[DIRECTIONS FOR THIS TASK] Extract every line that contains the word "Case".

(Stored records)
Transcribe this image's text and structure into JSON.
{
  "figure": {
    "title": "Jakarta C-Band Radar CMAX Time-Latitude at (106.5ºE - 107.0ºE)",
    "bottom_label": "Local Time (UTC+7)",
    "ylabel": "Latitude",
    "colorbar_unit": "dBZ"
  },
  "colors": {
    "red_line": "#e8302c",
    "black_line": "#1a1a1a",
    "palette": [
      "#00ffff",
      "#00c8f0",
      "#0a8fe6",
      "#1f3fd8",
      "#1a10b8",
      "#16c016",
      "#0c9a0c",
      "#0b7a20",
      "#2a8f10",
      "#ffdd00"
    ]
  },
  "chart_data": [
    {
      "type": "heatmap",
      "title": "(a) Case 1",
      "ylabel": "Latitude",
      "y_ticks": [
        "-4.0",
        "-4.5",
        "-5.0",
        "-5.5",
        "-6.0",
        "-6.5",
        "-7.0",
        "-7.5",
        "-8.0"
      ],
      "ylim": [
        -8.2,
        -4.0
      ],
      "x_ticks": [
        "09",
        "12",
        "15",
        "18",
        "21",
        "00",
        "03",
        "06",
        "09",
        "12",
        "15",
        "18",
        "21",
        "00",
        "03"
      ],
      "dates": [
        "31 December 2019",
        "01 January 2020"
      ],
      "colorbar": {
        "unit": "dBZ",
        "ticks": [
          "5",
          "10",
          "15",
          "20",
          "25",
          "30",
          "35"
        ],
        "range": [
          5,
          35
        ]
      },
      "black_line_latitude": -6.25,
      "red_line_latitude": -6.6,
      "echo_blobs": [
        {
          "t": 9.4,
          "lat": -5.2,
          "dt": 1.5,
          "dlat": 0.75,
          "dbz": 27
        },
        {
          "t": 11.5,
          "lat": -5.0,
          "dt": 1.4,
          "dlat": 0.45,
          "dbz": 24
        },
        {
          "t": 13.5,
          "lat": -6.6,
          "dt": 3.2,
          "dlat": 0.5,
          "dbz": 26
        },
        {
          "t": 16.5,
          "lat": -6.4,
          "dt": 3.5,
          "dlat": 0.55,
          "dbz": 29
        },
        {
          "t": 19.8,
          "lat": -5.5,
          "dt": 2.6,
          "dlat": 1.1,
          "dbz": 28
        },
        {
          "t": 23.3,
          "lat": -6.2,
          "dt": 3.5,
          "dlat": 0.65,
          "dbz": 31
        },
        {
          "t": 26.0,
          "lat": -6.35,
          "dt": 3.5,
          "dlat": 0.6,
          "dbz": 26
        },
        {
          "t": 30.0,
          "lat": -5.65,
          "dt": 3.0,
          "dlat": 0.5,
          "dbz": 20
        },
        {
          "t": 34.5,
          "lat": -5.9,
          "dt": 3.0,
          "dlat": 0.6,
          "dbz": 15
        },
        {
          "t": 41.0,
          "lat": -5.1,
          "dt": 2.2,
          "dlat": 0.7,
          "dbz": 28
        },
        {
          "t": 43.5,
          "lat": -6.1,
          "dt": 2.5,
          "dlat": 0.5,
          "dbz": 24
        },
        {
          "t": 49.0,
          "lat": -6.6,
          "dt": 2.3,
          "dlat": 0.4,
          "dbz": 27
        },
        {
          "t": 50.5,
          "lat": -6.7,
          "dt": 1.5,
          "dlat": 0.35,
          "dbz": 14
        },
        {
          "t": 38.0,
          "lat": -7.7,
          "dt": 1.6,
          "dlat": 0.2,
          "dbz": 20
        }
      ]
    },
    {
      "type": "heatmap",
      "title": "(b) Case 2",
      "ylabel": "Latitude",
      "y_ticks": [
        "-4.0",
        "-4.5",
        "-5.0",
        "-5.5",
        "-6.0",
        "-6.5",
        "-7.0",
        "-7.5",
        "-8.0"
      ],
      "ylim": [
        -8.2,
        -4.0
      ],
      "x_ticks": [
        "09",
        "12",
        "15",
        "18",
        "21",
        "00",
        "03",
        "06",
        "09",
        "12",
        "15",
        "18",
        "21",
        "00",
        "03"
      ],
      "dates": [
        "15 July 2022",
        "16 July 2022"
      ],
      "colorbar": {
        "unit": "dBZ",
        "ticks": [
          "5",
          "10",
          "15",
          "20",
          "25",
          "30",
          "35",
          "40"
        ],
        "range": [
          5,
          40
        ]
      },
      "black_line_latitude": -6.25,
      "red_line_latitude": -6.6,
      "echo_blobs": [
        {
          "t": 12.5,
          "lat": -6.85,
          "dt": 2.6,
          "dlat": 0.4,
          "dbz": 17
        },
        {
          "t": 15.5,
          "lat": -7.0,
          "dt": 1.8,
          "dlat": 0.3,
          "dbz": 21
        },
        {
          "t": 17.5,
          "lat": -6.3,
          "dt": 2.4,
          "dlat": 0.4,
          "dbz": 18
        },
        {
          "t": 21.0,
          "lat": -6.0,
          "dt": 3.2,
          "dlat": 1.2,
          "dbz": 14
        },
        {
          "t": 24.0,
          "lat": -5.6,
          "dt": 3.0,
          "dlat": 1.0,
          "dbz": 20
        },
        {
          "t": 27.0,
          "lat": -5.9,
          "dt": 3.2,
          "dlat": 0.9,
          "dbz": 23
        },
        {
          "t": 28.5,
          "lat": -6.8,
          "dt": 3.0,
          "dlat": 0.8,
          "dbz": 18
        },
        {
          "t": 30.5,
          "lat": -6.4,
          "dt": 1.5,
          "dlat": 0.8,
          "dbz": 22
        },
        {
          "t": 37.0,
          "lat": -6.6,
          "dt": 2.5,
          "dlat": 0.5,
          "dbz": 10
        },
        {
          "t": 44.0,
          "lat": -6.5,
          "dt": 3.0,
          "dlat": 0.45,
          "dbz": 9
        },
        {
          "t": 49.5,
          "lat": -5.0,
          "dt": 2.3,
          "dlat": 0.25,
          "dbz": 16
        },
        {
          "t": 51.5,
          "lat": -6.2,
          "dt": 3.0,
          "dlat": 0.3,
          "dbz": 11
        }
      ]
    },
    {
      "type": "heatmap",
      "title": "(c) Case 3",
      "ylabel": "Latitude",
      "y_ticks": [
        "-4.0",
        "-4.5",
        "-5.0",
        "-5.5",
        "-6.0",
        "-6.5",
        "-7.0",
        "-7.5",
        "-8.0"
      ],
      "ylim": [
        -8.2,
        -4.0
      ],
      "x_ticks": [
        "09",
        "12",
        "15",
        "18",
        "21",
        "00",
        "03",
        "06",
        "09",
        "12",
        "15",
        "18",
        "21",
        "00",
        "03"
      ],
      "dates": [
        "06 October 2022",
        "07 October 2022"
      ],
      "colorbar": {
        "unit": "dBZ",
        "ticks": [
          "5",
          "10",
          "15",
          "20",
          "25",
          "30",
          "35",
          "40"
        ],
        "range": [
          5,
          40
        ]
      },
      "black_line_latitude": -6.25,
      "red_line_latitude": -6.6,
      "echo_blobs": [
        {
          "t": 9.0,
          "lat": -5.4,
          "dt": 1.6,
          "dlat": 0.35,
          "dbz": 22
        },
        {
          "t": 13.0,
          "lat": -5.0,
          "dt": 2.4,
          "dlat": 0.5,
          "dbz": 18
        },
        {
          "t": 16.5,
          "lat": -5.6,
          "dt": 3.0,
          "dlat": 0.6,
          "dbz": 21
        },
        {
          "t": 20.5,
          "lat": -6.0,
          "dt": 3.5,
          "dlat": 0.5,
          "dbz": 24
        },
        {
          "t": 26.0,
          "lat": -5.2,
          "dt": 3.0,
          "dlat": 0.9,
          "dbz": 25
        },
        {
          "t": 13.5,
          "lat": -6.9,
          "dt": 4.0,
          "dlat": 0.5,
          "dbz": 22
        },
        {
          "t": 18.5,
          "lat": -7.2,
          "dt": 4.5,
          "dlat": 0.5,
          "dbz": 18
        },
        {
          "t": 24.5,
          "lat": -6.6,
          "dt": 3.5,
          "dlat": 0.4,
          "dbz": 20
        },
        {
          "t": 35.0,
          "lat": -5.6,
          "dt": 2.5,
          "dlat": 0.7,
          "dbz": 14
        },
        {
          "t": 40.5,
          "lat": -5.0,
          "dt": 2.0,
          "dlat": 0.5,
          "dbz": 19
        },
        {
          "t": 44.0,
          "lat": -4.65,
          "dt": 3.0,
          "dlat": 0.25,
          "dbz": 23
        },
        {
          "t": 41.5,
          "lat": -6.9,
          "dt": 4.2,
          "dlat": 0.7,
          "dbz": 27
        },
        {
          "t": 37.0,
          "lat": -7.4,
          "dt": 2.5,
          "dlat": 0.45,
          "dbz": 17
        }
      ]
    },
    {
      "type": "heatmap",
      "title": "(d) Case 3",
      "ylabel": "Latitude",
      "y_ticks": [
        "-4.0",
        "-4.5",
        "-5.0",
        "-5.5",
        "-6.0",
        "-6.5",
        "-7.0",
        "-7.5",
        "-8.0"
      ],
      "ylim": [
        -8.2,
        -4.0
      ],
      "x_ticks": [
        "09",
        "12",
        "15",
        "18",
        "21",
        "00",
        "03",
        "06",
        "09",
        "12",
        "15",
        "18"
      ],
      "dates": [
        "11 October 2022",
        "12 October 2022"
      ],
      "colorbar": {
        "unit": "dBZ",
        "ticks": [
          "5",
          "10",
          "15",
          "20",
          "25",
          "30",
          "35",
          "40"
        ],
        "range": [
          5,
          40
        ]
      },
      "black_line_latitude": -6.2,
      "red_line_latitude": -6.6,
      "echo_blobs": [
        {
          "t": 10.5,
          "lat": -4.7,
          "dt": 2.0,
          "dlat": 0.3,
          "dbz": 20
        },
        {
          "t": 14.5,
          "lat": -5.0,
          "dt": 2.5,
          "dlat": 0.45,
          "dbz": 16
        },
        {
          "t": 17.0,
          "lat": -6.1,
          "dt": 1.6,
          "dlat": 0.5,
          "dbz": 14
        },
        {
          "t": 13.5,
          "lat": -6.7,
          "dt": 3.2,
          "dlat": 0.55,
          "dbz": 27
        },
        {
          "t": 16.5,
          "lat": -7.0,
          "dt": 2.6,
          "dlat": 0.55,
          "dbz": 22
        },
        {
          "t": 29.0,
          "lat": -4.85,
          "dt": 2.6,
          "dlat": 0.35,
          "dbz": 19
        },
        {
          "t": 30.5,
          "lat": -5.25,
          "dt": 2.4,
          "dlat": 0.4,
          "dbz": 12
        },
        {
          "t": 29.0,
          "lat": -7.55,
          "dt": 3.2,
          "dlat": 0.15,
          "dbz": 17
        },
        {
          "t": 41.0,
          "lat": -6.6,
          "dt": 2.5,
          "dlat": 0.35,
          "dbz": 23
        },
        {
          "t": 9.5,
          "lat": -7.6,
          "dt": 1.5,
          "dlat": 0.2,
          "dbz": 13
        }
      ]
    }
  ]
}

---

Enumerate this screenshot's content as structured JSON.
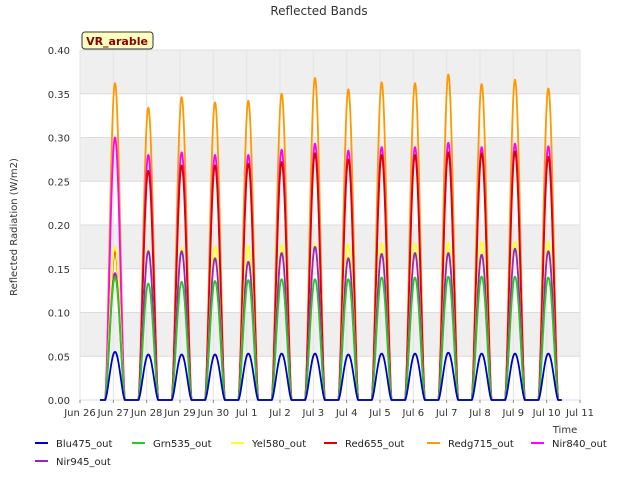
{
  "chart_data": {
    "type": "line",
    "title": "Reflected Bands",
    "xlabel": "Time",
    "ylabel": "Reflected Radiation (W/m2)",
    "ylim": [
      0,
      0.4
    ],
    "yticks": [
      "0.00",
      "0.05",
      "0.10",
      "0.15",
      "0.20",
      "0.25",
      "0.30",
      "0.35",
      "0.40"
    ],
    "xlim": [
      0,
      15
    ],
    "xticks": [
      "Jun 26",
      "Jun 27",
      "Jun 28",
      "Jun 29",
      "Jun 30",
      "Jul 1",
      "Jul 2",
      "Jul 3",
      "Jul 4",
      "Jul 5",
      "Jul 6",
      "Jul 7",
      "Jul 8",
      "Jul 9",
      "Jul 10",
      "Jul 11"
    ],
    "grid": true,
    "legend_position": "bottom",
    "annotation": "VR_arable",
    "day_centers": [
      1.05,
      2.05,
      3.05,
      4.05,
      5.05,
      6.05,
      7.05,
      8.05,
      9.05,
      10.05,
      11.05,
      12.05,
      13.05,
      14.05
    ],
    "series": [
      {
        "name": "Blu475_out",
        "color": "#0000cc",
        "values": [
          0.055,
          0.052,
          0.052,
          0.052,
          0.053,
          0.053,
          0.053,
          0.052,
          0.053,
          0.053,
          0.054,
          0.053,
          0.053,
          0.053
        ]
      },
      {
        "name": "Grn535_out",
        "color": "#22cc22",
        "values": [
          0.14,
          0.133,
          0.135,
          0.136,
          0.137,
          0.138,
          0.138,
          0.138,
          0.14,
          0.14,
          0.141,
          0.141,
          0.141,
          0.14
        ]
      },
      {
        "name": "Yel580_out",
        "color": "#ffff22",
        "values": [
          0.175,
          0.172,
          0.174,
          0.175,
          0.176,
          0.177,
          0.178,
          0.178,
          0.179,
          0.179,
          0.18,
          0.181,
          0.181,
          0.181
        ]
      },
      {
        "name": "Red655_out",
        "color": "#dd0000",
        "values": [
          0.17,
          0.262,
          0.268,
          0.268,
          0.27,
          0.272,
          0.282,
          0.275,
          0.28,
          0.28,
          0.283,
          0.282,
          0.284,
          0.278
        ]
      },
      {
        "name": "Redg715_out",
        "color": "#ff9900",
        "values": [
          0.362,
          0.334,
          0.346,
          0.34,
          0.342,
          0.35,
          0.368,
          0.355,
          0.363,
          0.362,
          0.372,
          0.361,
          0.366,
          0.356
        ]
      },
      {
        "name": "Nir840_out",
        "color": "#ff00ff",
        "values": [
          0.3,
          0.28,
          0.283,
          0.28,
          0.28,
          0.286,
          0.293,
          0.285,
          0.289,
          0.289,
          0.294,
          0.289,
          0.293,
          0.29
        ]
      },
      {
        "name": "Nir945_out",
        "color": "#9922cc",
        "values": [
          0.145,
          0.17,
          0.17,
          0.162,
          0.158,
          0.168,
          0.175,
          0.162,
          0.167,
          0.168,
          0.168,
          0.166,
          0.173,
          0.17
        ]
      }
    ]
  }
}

[COMPLETE ANSWER]
      "title": "(a) Case 1",
      "title": "(b) Case 2",
      "title": "(c) Case 3",
      "title": "(d) Case 3",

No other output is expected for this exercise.